What to produce: Using the material that follows, identify and copy each line with the string "JSON".

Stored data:
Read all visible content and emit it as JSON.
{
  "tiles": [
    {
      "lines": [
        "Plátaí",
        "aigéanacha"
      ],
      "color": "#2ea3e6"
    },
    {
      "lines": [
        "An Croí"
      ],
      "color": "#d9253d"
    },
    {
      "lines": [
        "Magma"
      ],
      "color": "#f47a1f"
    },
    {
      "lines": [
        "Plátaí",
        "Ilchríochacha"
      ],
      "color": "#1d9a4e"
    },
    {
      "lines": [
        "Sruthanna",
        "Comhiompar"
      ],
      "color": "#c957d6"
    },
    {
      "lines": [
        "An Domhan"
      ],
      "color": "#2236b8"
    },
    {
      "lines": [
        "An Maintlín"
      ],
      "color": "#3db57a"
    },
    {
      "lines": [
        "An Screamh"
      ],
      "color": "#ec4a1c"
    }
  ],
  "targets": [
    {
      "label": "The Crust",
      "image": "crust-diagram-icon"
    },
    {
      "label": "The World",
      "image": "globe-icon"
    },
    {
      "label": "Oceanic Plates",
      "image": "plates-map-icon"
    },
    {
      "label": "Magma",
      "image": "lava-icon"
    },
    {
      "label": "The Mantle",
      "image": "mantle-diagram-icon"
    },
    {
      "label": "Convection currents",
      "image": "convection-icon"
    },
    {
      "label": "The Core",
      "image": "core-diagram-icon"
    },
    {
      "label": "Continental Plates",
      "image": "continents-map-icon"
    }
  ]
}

* * *

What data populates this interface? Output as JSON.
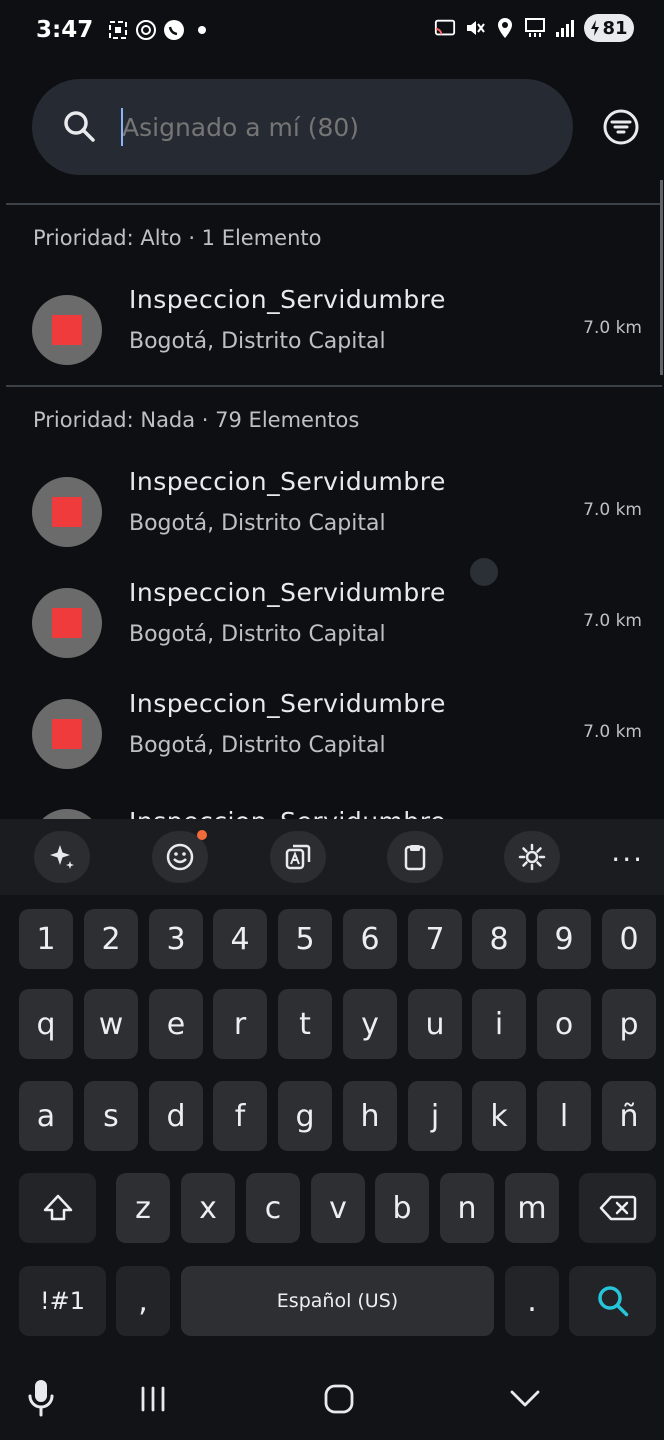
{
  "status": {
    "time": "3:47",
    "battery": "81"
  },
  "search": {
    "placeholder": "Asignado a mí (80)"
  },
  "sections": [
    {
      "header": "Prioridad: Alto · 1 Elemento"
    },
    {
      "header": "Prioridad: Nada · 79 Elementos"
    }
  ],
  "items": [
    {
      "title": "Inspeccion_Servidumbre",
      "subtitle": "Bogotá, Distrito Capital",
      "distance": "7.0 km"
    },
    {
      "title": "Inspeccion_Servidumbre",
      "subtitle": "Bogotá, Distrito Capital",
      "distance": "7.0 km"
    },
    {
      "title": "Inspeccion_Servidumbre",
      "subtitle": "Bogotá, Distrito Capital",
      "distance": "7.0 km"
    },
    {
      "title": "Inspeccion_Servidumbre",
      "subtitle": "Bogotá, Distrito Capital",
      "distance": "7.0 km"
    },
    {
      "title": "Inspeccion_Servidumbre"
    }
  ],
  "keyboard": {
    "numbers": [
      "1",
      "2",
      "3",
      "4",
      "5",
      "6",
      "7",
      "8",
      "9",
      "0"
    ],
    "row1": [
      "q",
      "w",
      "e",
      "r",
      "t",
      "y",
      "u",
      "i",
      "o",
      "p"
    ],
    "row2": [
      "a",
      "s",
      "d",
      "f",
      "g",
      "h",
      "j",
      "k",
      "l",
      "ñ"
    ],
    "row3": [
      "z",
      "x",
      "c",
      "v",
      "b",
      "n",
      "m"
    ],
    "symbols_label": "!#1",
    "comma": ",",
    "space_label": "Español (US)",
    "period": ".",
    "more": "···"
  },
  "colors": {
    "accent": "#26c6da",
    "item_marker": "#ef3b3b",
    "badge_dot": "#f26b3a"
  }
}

---

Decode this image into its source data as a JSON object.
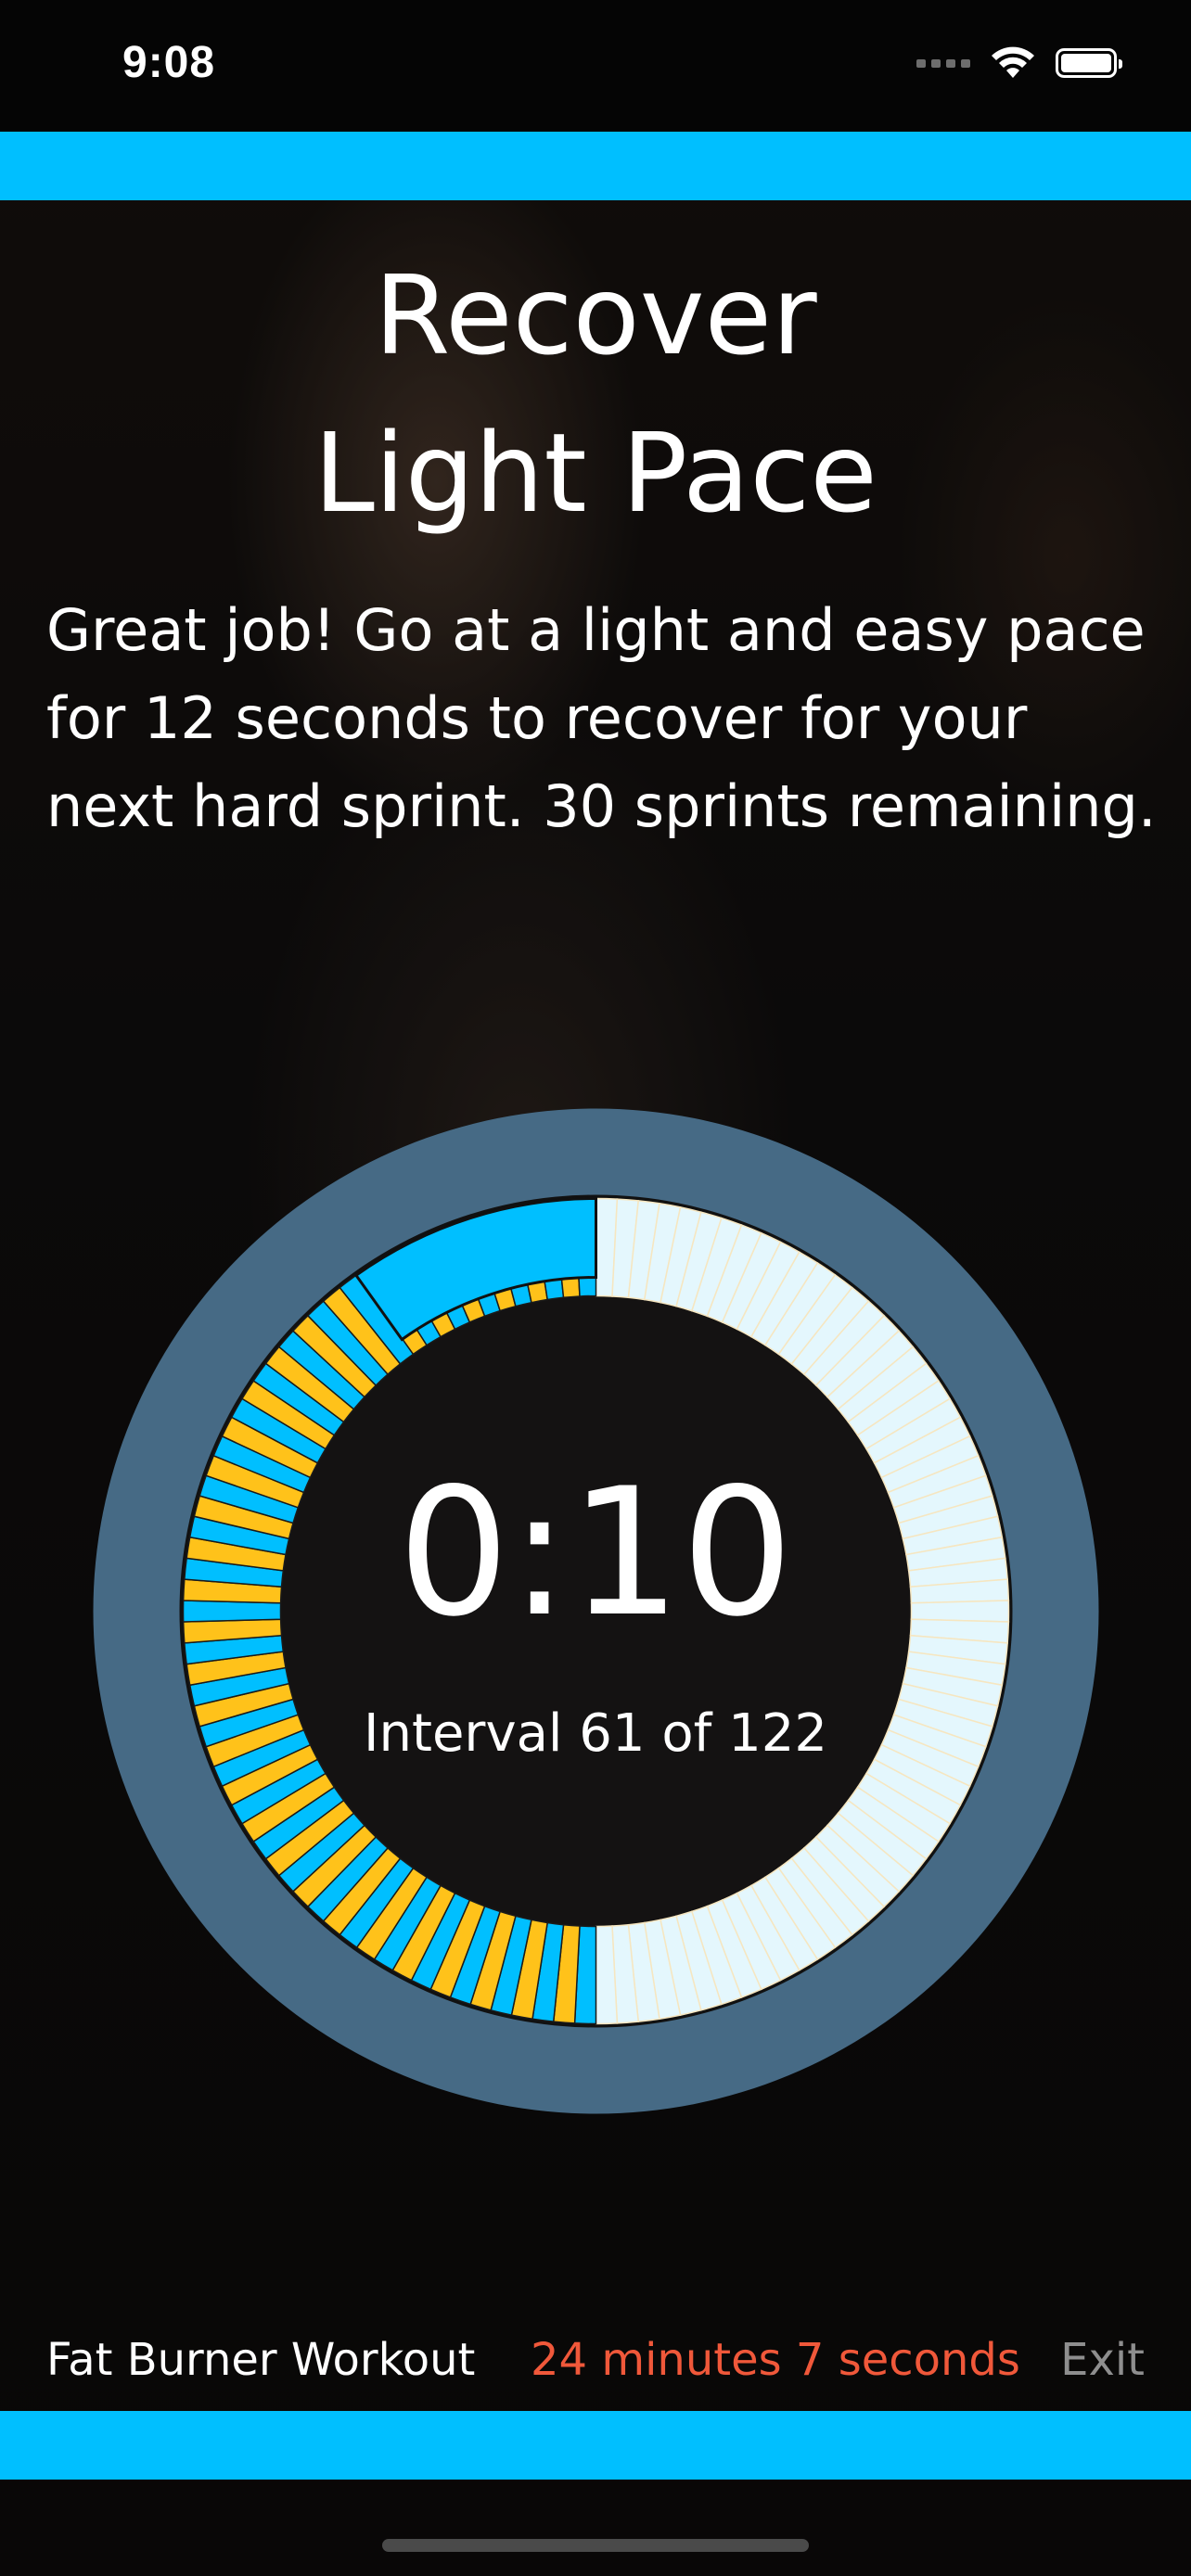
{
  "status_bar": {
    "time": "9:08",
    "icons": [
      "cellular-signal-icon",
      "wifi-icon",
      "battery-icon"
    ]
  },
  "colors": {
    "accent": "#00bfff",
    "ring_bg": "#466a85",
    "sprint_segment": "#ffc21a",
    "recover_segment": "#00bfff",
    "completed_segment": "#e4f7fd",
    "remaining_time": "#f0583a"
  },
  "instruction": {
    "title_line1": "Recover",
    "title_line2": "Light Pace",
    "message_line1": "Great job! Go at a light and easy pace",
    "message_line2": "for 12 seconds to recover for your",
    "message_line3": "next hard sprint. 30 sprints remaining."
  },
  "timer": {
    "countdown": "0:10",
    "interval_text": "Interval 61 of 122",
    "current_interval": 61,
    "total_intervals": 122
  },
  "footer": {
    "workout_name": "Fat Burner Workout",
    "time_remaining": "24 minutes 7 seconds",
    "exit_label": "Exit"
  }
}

Full output:
Read all visible content and emit it as JSON.
What data populates this interface? Output as JSON.
Decode this image into its source data as a JSON object.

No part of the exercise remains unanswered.